* The problem
Search the material below for the string "March" and list each line that holds it.

(Stored data)
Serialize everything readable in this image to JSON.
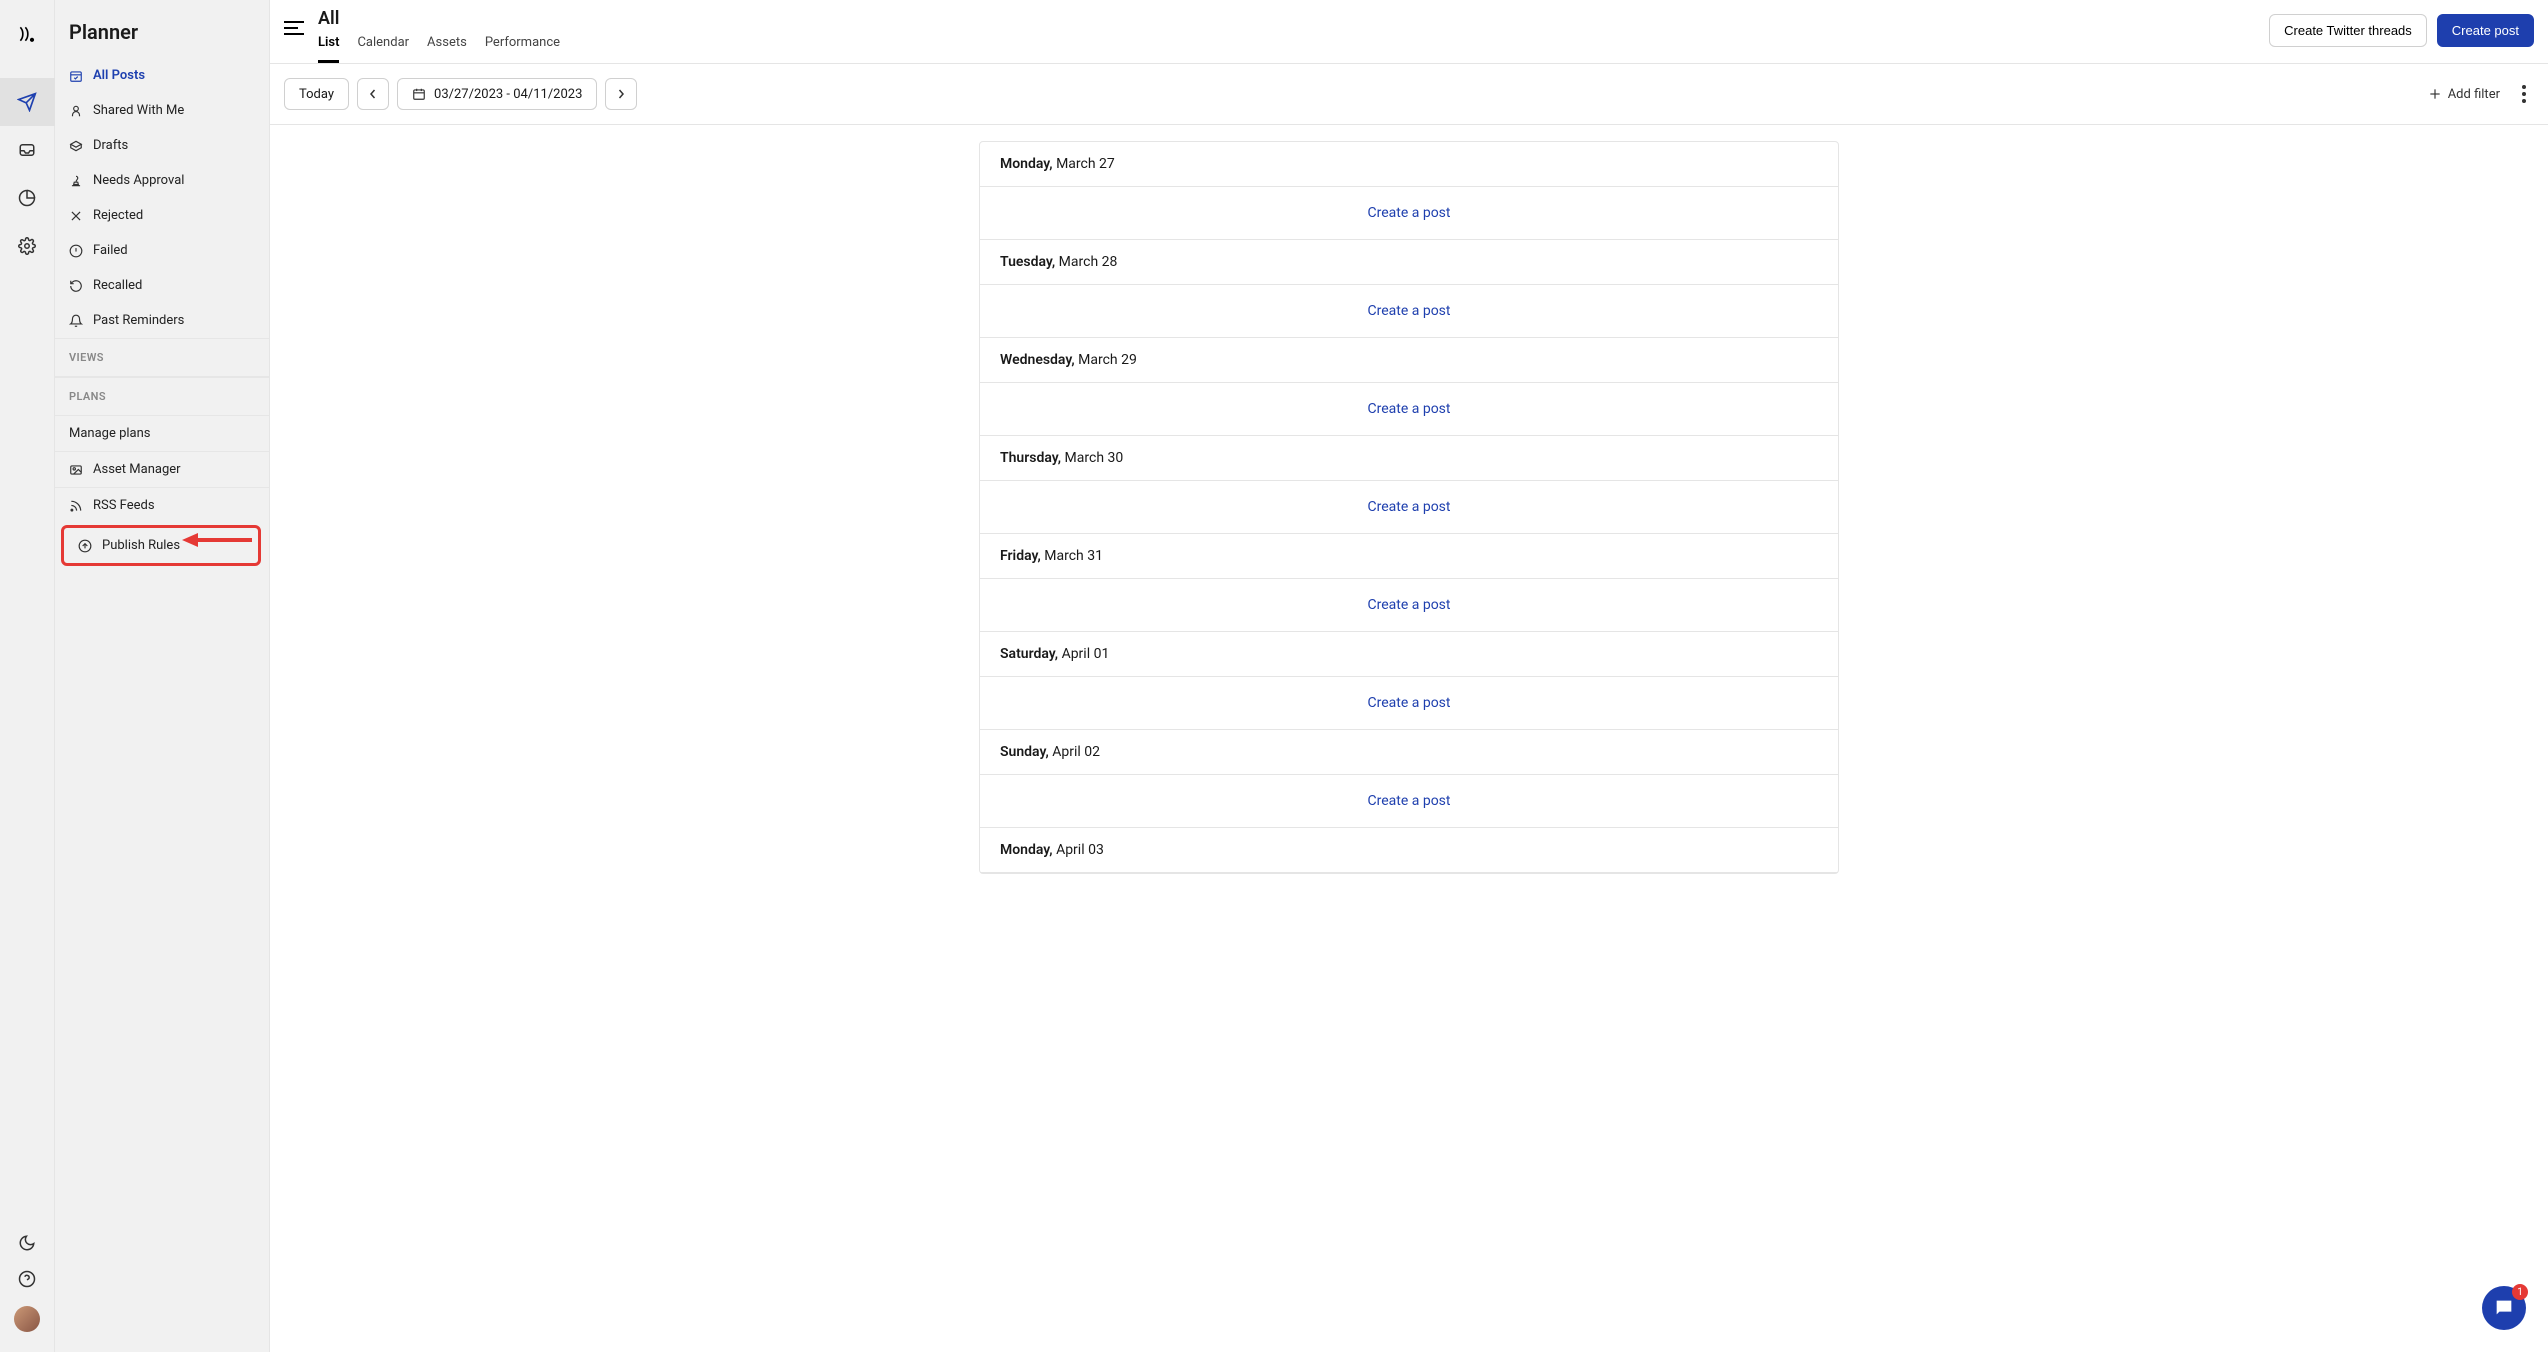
{
  "sidebar": {
    "title": "Planner",
    "items": [
      {
        "label": "All Posts",
        "icon": "calendar-check"
      },
      {
        "label": "Shared With Me",
        "icon": "user"
      },
      {
        "label": "Drafts",
        "icon": "box-open"
      },
      {
        "label": "Needs Approval",
        "icon": "stamp"
      },
      {
        "label": "Rejected",
        "icon": "x"
      },
      {
        "label": "Failed",
        "icon": "alert"
      },
      {
        "label": "Recalled",
        "icon": "undo"
      },
      {
        "label": "Past Reminders",
        "icon": "bell"
      }
    ],
    "views_label": "VIEWS",
    "plans_label": "PLANS",
    "manage_plans": "Manage plans",
    "asset_manager": "Asset Manager",
    "rss_feeds": "RSS Feeds",
    "publish_rules": "Publish Rules"
  },
  "header": {
    "title": "All",
    "tabs": [
      "List",
      "Calendar",
      "Assets",
      "Performance"
    ],
    "create_twitter": "Create Twitter threads",
    "create_post": "Create post"
  },
  "toolbar": {
    "today": "Today",
    "date_range": "03/27/2023 - 04/11/2023",
    "add_filter": "Add filter"
  },
  "days": [
    {
      "dow": "Monday,",
      "date": " March 27"
    },
    {
      "dow": "Tuesday,",
      "date": " March 28"
    },
    {
      "dow": "Wednesday,",
      "date": " March 29"
    },
    {
      "dow": "Thursday,",
      "date": " March 30"
    },
    {
      "dow": "Friday,",
      "date": " March 31"
    },
    {
      "dow": "Saturday,",
      "date": " April 01"
    },
    {
      "dow": "Sunday,",
      "date": " April 02"
    },
    {
      "dow": "Monday,",
      "date": " April 03"
    }
  ],
  "create_a_post": "Create a post",
  "chat_badge": "1"
}
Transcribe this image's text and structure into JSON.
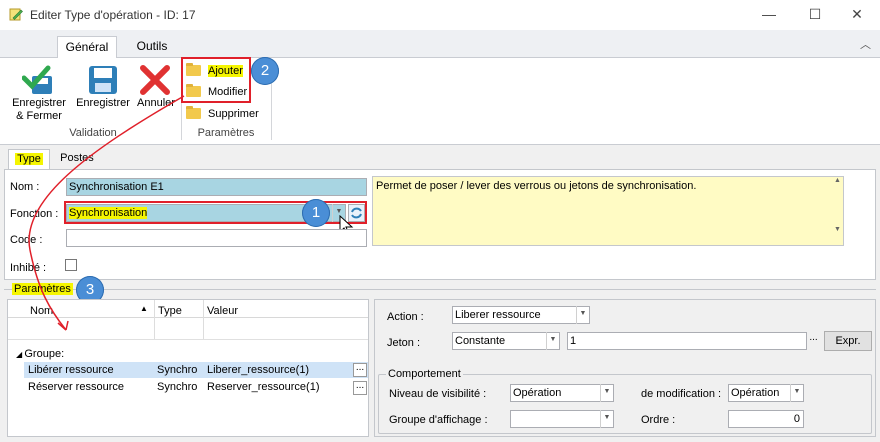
{
  "window": {
    "title": "Editer Type d'opération - ID: 17",
    "minimize": "—",
    "maximize": "☐",
    "close": "✕"
  },
  "ribbon_tabs": [
    "Général",
    "Outils"
  ],
  "ribbon": {
    "save_close": "Enregistrer\n& Fermer",
    "save": "Enregistrer",
    "cancel": "Annuler",
    "group_validation": "Validation",
    "add": "Ajouter",
    "modify": "Modifier",
    "delete": "Supprimer",
    "group_params": "Paramètres"
  },
  "form_tabs": [
    "Type",
    "Postes"
  ],
  "form": {
    "nom_label": "Nom :",
    "nom_value": "Synchronisation E1",
    "fonction_label": "Fonction :",
    "fonction_value": "Synchronisation",
    "code_label": "Code :",
    "code_value": "",
    "inhibe_label": "Inhibé :",
    "description": "Permet de poser / lever des verrous ou jetons de synchronisation."
  },
  "params": {
    "section_label": "Paramètres",
    "columns": [
      "Nom",
      "Type",
      "Valeur"
    ],
    "group_label": "Groupe:",
    "rows": [
      {
        "nom": "Libérer ressource",
        "type": "Synchro",
        "valeur": "Liberer_ressource(1)"
      },
      {
        "nom": "Réserver ressource",
        "type": "Synchro",
        "valeur": "Reserver_ressource(1)"
      }
    ]
  },
  "detail": {
    "action_label": "Action :",
    "action_value": "Liberer ressource",
    "jeton_label": "Jeton :",
    "jeton_type": "Constante",
    "jeton_value": "1",
    "expr_label": "Expr.",
    "comportement_label": "Comportement",
    "visibilite_label": "Niveau de visibilité :",
    "visibilite_value": "Opération",
    "modification_label": "de modification :",
    "modification_value": "Opération",
    "groupe_label": "Groupe d'affichage :",
    "groupe_value": "",
    "ordre_label": "Ordre :",
    "ordre_value": "0"
  },
  "annotations": [
    "1",
    "2",
    "3"
  ],
  "icons": {
    "app": "pencil-notepad-icon",
    "save_close": "checkmark-save-icon",
    "save": "floppy-disk-icon",
    "cancel": "red-x-icon",
    "add": "folder-add-icon",
    "modify": "folder-edit-icon",
    "delete": "folder-delete-icon",
    "refresh": "refresh-icon",
    "collapse": "chevron-up-icon"
  },
  "colors": {
    "field_highlight": "#a8d5e2",
    "description_bg": "#fffbc4",
    "badge": "#4a8ed6",
    "annotation_red": "#e0202a",
    "yellow_highlight": "#f5f500",
    "row_selected": "#cfe3f7"
  }
}
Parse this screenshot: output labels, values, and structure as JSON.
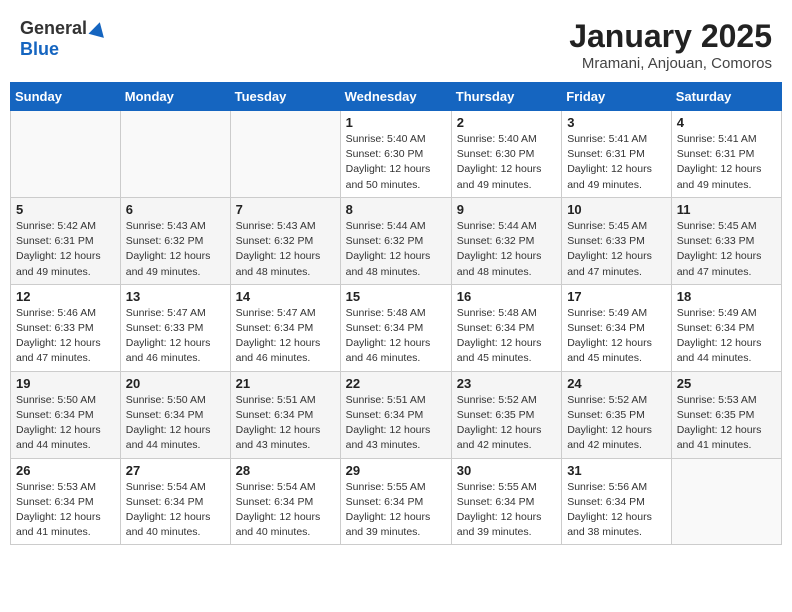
{
  "header": {
    "logo_general": "General",
    "logo_blue": "Blue",
    "month": "January 2025",
    "location": "Mramani, Anjouan, Comoros"
  },
  "weekdays": [
    "Sunday",
    "Monday",
    "Tuesday",
    "Wednesday",
    "Thursday",
    "Friday",
    "Saturday"
  ],
  "weeks": [
    [
      {
        "day": "",
        "info": ""
      },
      {
        "day": "",
        "info": ""
      },
      {
        "day": "",
        "info": ""
      },
      {
        "day": "1",
        "info": "Sunrise: 5:40 AM\nSunset: 6:30 PM\nDaylight: 12 hours\nand 50 minutes."
      },
      {
        "day": "2",
        "info": "Sunrise: 5:40 AM\nSunset: 6:30 PM\nDaylight: 12 hours\nand 49 minutes."
      },
      {
        "day": "3",
        "info": "Sunrise: 5:41 AM\nSunset: 6:31 PM\nDaylight: 12 hours\nand 49 minutes."
      },
      {
        "day": "4",
        "info": "Sunrise: 5:41 AM\nSunset: 6:31 PM\nDaylight: 12 hours\nand 49 minutes."
      }
    ],
    [
      {
        "day": "5",
        "info": "Sunrise: 5:42 AM\nSunset: 6:31 PM\nDaylight: 12 hours\nand 49 minutes."
      },
      {
        "day": "6",
        "info": "Sunrise: 5:43 AM\nSunset: 6:32 PM\nDaylight: 12 hours\nand 49 minutes."
      },
      {
        "day": "7",
        "info": "Sunrise: 5:43 AM\nSunset: 6:32 PM\nDaylight: 12 hours\nand 48 minutes."
      },
      {
        "day": "8",
        "info": "Sunrise: 5:44 AM\nSunset: 6:32 PM\nDaylight: 12 hours\nand 48 minutes."
      },
      {
        "day": "9",
        "info": "Sunrise: 5:44 AM\nSunset: 6:32 PM\nDaylight: 12 hours\nand 48 minutes."
      },
      {
        "day": "10",
        "info": "Sunrise: 5:45 AM\nSunset: 6:33 PM\nDaylight: 12 hours\nand 47 minutes."
      },
      {
        "day": "11",
        "info": "Sunrise: 5:45 AM\nSunset: 6:33 PM\nDaylight: 12 hours\nand 47 minutes."
      }
    ],
    [
      {
        "day": "12",
        "info": "Sunrise: 5:46 AM\nSunset: 6:33 PM\nDaylight: 12 hours\nand 47 minutes."
      },
      {
        "day": "13",
        "info": "Sunrise: 5:47 AM\nSunset: 6:33 PM\nDaylight: 12 hours\nand 46 minutes."
      },
      {
        "day": "14",
        "info": "Sunrise: 5:47 AM\nSunset: 6:34 PM\nDaylight: 12 hours\nand 46 minutes."
      },
      {
        "day": "15",
        "info": "Sunrise: 5:48 AM\nSunset: 6:34 PM\nDaylight: 12 hours\nand 46 minutes."
      },
      {
        "day": "16",
        "info": "Sunrise: 5:48 AM\nSunset: 6:34 PM\nDaylight: 12 hours\nand 45 minutes."
      },
      {
        "day": "17",
        "info": "Sunrise: 5:49 AM\nSunset: 6:34 PM\nDaylight: 12 hours\nand 45 minutes."
      },
      {
        "day": "18",
        "info": "Sunrise: 5:49 AM\nSunset: 6:34 PM\nDaylight: 12 hours\nand 44 minutes."
      }
    ],
    [
      {
        "day": "19",
        "info": "Sunrise: 5:50 AM\nSunset: 6:34 PM\nDaylight: 12 hours\nand 44 minutes."
      },
      {
        "day": "20",
        "info": "Sunrise: 5:50 AM\nSunset: 6:34 PM\nDaylight: 12 hours\nand 44 minutes."
      },
      {
        "day": "21",
        "info": "Sunrise: 5:51 AM\nSunset: 6:34 PM\nDaylight: 12 hours\nand 43 minutes."
      },
      {
        "day": "22",
        "info": "Sunrise: 5:51 AM\nSunset: 6:34 PM\nDaylight: 12 hours\nand 43 minutes."
      },
      {
        "day": "23",
        "info": "Sunrise: 5:52 AM\nSunset: 6:35 PM\nDaylight: 12 hours\nand 42 minutes."
      },
      {
        "day": "24",
        "info": "Sunrise: 5:52 AM\nSunset: 6:35 PM\nDaylight: 12 hours\nand 42 minutes."
      },
      {
        "day": "25",
        "info": "Sunrise: 5:53 AM\nSunset: 6:35 PM\nDaylight: 12 hours\nand 41 minutes."
      }
    ],
    [
      {
        "day": "26",
        "info": "Sunrise: 5:53 AM\nSunset: 6:34 PM\nDaylight: 12 hours\nand 41 minutes."
      },
      {
        "day": "27",
        "info": "Sunrise: 5:54 AM\nSunset: 6:34 PM\nDaylight: 12 hours\nand 40 minutes."
      },
      {
        "day": "28",
        "info": "Sunrise: 5:54 AM\nSunset: 6:34 PM\nDaylight: 12 hours\nand 40 minutes."
      },
      {
        "day": "29",
        "info": "Sunrise: 5:55 AM\nSunset: 6:34 PM\nDaylight: 12 hours\nand 39 minutes."
      },
      {
        "day": "30",
        "info": "Sunrise: 5:55 AM\nSunset: 6:34 PM\nDaylight: 12 hours\nand 39 minutes."
      },
      {
        "day": "31",
        "info": "Sunrise: 5:56 AM\nSunset: 6:34 PM\nDaylight: 12 hours\nand 38 minutes."
      },
      {
        "day": "",
        "info": ""
      }
    ]
  ]
}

* Output of the task
      "date": " March 27"
      "date": " March 28"
      "date": " March 29"
      "date": " March 30"
      "date": " March 31"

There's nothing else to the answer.